__TASK DETAILS__
Reproduce every entry below line for line, omitting the pictures.

= = = = = = =

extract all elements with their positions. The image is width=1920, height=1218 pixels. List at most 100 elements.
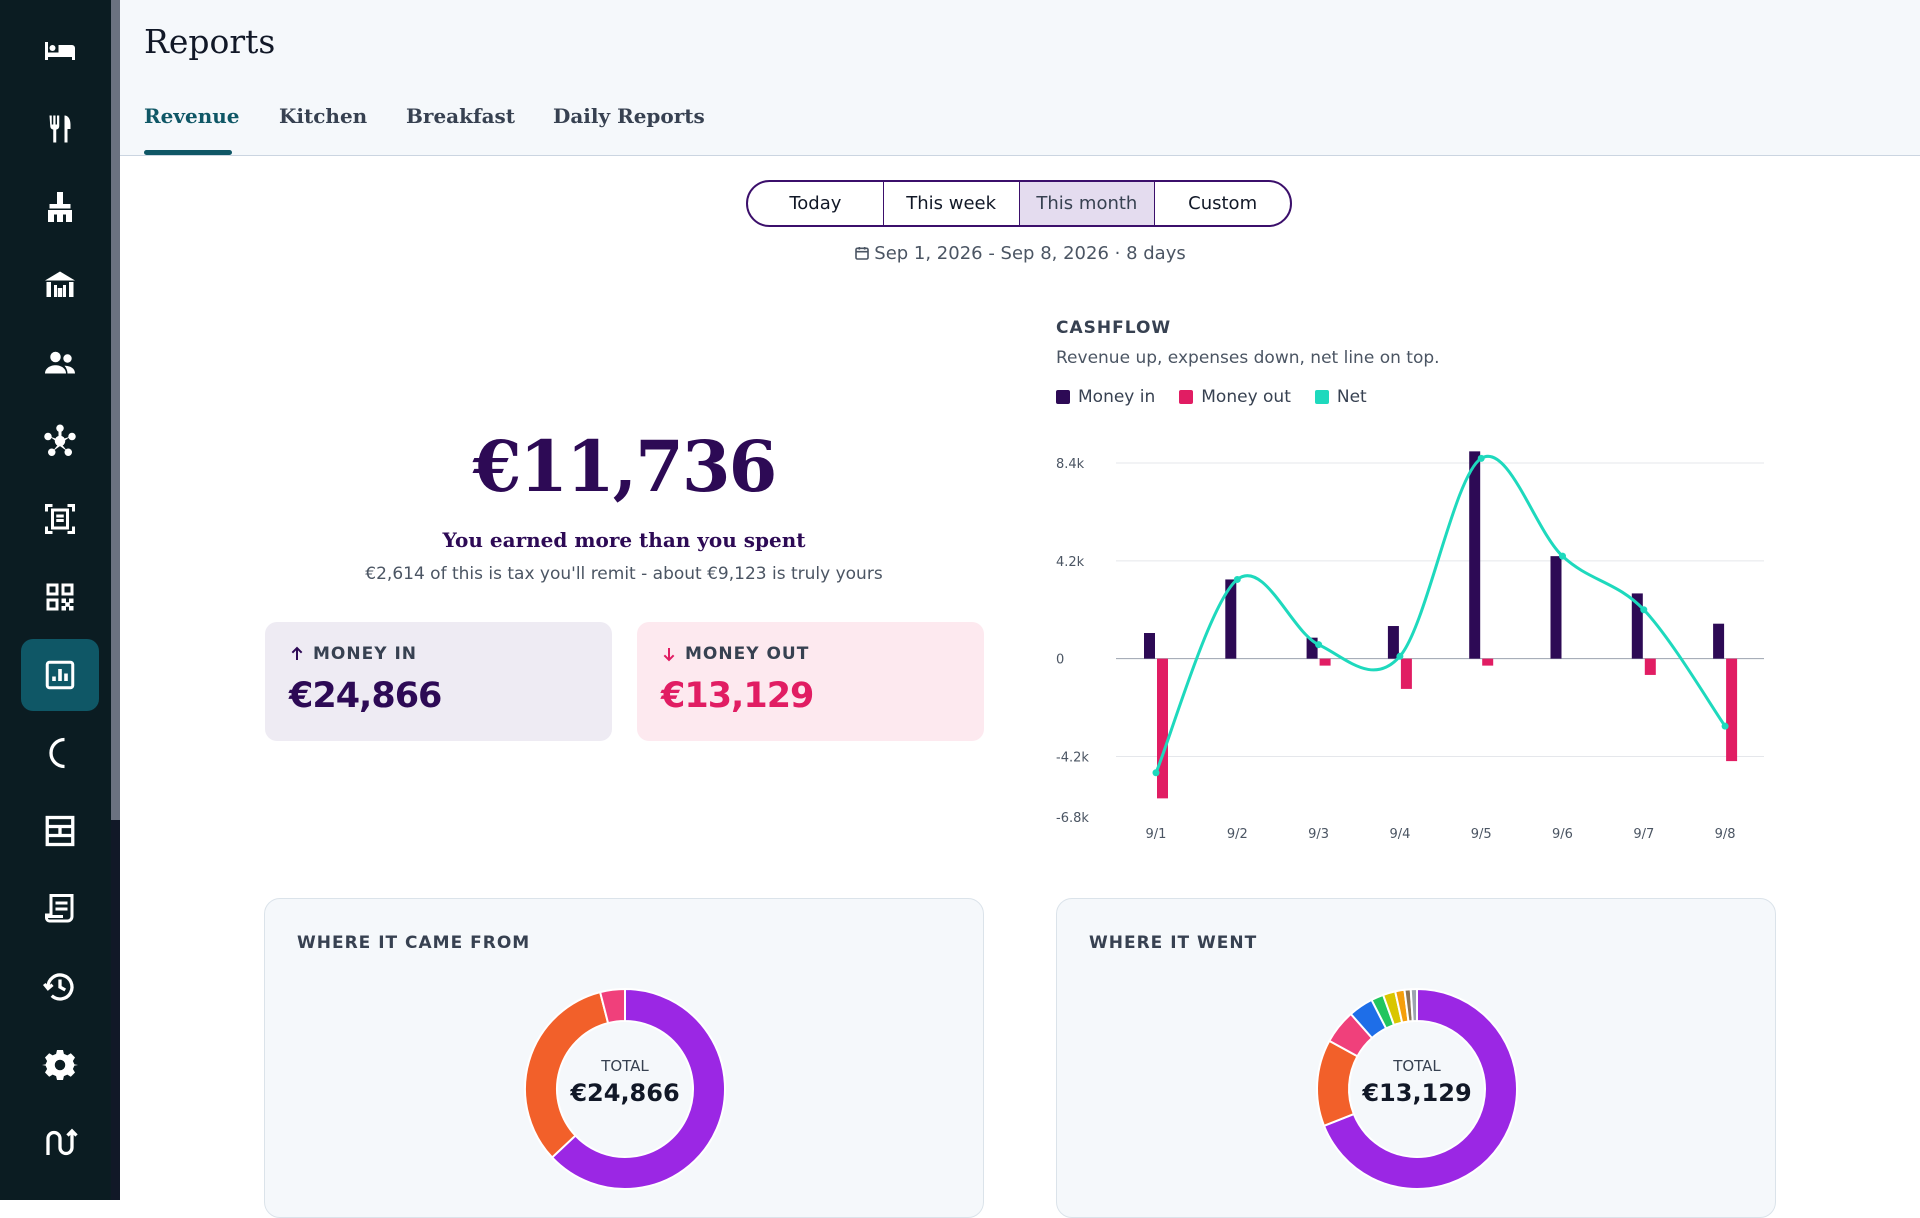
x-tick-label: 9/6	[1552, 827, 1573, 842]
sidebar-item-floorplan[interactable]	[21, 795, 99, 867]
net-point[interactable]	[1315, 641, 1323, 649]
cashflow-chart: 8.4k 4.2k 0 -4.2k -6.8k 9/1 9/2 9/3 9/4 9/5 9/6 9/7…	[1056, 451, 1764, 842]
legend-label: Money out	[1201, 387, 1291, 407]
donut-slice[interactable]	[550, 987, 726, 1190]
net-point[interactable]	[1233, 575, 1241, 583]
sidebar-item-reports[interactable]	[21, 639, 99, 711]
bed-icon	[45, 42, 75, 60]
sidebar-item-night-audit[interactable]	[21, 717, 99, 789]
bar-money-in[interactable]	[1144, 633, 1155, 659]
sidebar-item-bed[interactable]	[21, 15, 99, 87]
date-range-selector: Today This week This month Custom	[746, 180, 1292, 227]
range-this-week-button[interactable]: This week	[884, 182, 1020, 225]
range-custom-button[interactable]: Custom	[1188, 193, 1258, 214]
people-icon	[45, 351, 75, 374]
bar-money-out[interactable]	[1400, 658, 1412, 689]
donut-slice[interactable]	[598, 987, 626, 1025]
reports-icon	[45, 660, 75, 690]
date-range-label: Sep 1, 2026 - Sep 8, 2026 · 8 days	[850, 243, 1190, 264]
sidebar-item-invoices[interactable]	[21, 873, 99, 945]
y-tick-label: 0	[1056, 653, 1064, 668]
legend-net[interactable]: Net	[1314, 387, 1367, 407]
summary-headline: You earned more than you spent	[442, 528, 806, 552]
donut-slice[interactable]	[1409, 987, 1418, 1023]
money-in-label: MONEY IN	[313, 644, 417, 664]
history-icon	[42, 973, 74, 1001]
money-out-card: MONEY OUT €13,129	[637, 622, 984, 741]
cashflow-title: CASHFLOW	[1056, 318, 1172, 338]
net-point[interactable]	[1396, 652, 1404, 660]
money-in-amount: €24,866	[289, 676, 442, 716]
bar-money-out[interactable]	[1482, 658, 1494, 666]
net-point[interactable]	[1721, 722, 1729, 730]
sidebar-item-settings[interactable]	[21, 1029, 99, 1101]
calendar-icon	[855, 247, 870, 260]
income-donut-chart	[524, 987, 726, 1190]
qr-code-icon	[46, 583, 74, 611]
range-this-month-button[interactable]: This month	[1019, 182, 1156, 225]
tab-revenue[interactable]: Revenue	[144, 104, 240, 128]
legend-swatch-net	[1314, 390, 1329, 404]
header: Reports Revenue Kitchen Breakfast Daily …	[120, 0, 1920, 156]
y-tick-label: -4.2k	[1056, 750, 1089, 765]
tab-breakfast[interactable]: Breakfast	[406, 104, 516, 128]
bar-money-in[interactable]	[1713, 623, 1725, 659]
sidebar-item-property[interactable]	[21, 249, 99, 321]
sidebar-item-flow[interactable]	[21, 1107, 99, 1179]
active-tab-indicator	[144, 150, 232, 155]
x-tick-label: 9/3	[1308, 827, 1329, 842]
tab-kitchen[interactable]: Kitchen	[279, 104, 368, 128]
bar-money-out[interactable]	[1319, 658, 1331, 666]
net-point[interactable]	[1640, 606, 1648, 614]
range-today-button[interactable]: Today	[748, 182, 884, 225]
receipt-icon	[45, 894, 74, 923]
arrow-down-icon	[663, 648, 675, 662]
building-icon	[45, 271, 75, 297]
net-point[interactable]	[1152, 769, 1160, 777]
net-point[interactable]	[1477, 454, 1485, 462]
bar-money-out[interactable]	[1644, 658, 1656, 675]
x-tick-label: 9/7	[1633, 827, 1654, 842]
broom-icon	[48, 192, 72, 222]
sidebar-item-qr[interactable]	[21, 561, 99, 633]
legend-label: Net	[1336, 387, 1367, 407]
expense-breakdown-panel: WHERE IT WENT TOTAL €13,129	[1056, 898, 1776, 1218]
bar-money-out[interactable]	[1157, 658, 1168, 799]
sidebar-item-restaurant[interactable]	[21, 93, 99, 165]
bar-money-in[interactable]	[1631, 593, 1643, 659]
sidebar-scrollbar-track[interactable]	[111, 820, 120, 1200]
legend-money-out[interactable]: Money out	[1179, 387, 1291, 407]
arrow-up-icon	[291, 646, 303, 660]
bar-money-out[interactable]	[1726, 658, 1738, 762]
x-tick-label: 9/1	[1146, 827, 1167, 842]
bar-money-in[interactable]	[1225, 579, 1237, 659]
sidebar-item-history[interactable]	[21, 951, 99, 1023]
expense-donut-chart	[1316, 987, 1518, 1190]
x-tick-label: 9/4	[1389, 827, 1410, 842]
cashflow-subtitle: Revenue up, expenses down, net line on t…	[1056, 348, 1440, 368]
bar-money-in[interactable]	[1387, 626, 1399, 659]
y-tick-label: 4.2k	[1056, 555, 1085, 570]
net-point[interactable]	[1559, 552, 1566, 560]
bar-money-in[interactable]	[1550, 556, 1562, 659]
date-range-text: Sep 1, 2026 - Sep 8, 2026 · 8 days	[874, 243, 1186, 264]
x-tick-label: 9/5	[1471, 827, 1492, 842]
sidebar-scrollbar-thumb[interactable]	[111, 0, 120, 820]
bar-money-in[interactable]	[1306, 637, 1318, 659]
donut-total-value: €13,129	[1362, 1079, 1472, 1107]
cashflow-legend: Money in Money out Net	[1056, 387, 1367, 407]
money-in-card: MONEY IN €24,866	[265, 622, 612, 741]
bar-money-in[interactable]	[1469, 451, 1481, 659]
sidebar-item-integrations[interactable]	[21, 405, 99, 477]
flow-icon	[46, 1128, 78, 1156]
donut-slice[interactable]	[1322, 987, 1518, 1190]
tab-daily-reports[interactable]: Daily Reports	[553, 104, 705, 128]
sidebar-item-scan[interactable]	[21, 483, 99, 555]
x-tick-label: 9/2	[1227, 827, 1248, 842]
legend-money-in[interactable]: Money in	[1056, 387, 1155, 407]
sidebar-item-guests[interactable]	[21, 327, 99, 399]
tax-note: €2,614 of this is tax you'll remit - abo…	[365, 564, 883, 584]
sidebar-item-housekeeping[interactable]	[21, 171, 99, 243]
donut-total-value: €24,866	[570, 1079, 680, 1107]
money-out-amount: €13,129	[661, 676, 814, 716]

= = = = = = =

__ANSWER FOR THIS EXERCISE__
extract all elements with their positions. The image is width=1920, height=1218 pixels. List at most 100 elements.
x-tick-label: 9/6	[1552, 827, 1573, 842]
sidebar-item-floorplan[interactable]	[21, 795, 99, 867]
net-point[interactable]	[1315, 641, 1323, 649]
cashflow-chart: 8.4k 4.2k 0 -4.2k -6.8k 9/1 9/2 9/3 9/4 9/5 9/6 9/7…	[1056, 451, 1764, 842]
legend-label: Money out	[1201, 387, 1291, 407]
donut-slice[interactable]	[550, 987, 726, 1190]
net-point[interactable]	[1233, 575, 1241, 583]
sidebar-item-reports[interactable]	[21, 639, 99, 711]
bed-icon	[45, 42, 75, 60]
sidebar-item-night-audit[interactable]	[21, 717, 99, 789]
bar-money-in[interactable]	[1144, 633, 1155, 659]
sidebar-item-bed[interactable]	[21, 15, 99, 87]
date-range-selector: Today This week This month Custom	[746, 180, 1292, 227]
range-this-week-button[interactable]: This week	[884, 182, 1020, 225]
range-custom-button[interactable]: Custom	[1188, 193, 1258, 214]
people-icon	[45, 351, 75, 374]
bar-money-out[interactable]	[1400, 658, 1412, 689]
donut-slice[interactable]	[598, 987, 626, 1025]
reports-icon	[45, 660, 75, 690]
date-range-label: Sep 1, 2026 - Sep 8, 2026 · 8 days	[850, 243, 1190, 264]
sidebar-item-invoices[interactable]	[21, 873, 99, 945]
y-tick-label: 0	[1056, 653, 1064, 668]
legend-net[interactable]: Net	[1314, 387, 1367, 407]
summary-headline: You earned more than you spent	[442, 528, 806, 552]
donut-slice[interactable]	[1409, 987, 1418, 1023]
money-in-label: MONEY IN	[313, 644, 417, 664]
history-icon	[42, 973, 74, 1001]
money-out-card: MONEY OUT €13,129	[637, 622, 984, 741]
cashflow-title: CASHFLOW	[1056, 318, 1172, 338]
net-point[interactable]	[1396, 652, 1404, 660]
money-in-amount: €24,866	[289, 676, 442, 716]
bar-money-out[interactable]	[1482, 658, 1494, 666]
net-point[interactable]	[1721, 722, 1729, 730]
sidebar-item-settings[interactable]	[21, 1029, 99, 1101]
calendar-icon	[855, 247, 870, 260]
income-donut-chart	[524, 987, 726, 1190]
qr-code-icon	[46, 583, 74, 611]
range-this-month-button[interactable]: This month	[1019, 182, 1156, 225]
tab-revenue[interactable]: Revenue	[144, 104, 240, 128]
legend-swatch-net	[1314, 390, 1329, 404]
header: Reports Revenue Kitchen Breakfast Daily …	[120, 0, 1920, 156]
y-tick-label: -4.2k	[1056, 750, 1089, 765]
tab-breakfast[interactable]: Breakfast	[406, 104, 516, 128]
bar-money-in[interactable]	[1713, 623, 1725, 659]
sidebar-item-property[interactable]	[21, 249, 99, 321]
sidebar-item-flow[interactable]	[21, 1107, 99, 1179]
active-tab-indicator	[144, 150, 232, 155]
x-tick-label: 9/3	[1308, 827, 1329, 842]
tab-kitchen[interactable]: Kitchen	[279, 104, 368, 128]
bar-money-out[interactable]	[1319, 658, 1331, 666]
net-point[interactable]	[1640, 606, 1648, 614]
range-today-button[interactable]: Today	[748, 182, 884, 225]
receipt-icon	[45, 894, 74, 923]
arrow-down-icon	[663, 648, 675, 662]
building-icon	[45, 271, 75, 297]
net-point[interactable]	[1152, 769, 1160, 777]
net-point[interactable]	[1477, 454, 1485, 462]
bar-money-out[interactable]	[1644, 658, 1656, 675]
x-tick-label: 9/7	[1633, 827, 1654, 842]
broom-icon	[48, 192, 72, 222]
sidebar-item-qr[interactable]	[21, 561, 99, 633]
legend-label: Net	[1336, 387, 1367, 407]
expense-breakdown-panel: WHERE IT WENT TOTAL €13,129	[1056, 898, 1776, 1218]
bar-money-out[interactable]	[1157, 658, 1168, 799]
sidebar-item-restaurant[interactable]	[21, 93, 99, 165]
bar-money-in[interactable]	[1631, 593, 1643, 659]
sidebar-scrollbar-track[interactable]	[111, 820, 120, 1200]
legend-money-out[interactable]: Money out	[1179, 387, 1291, 407]
arrow-up-icon	[291, 646, 303, 660]
bar-money-out[interactable]	[1726, 658, 1738, 762]
x-tick-label: 9/1	[1146, 827, 1167, 842]
bar-money-in[interactable]	[1225, 579, 1237, 659]
sidebar-item-history[interactable]	[21, 951, 99, 1023]
expense-donut-chart	[1316, 987, 1518, 1190]
x-tick-label: 9/4	[1389, 827, 1410, 842]
cashflow-subtitle: Revenue up, expenses down, net line on t…	[1056, 348, 1440, 368]
bar-money-in[interactable]	[1387, 626, 1399, 659]
y-tick-label: 4.2k	[1056, 555, 1085, 570]
net-point[interactable]	[1559, 552, 1566, 560]
bar-money-in[interactable]	[1550, 556, 1562, 659]
date-range-text: Sep 1, 2026 - Sep 8, 2026 · 8 days	[874, 243, 1186, 264]
x-tick-label: 9/5	[1471, 827, 1492, 842]
sidebar-scrollbar-thumb[interactable]	[111, 0, 120, 820]
bar-money-in[interactable]	[1306, 637, 1318, 659]
donut-total-value: €13,129	[1362, 1079, 1472, 1107]
cashflow-legend: Money in Money out Net	[1056, 387, 1367, 407]
money-in-card: MONEY IN €24,866	[265, 622, 612, 741]
bar-money-in[interactable]	[1469, 451, 1481, 659]
sidebar-item-integrations[interactable]	[21, 405, 99, 477]
flow-icon	[46, 1128, 78, 1156]
donut-slice[interactable]	[1322, 987, 1518, 1190]
tab-daily-reports[interactable]: Daily Reports	[553, 104, 705, 128]
sidebar-item-scan[interactable]	[21, 483, 99, 555]
x-tick-label: 9/2	[1227, 827, 1248, 842]
legend-money-in[interactable]: Money in	[1056, 387, 1155, 407]
sidebar-item-guests[interactable]	[21, 327, 99, 399]
tax-note: €2,614 of this is tax you'll remit - abo…	[365, 564, 883, 584]
sidebar-item-housekeeping[interactable]	[21, 171, 99, 243]
donut-total-value: €24,866	[570, 1079, 680, 1107]
money-out-amount: €13,129	[661, 676, 814, 716]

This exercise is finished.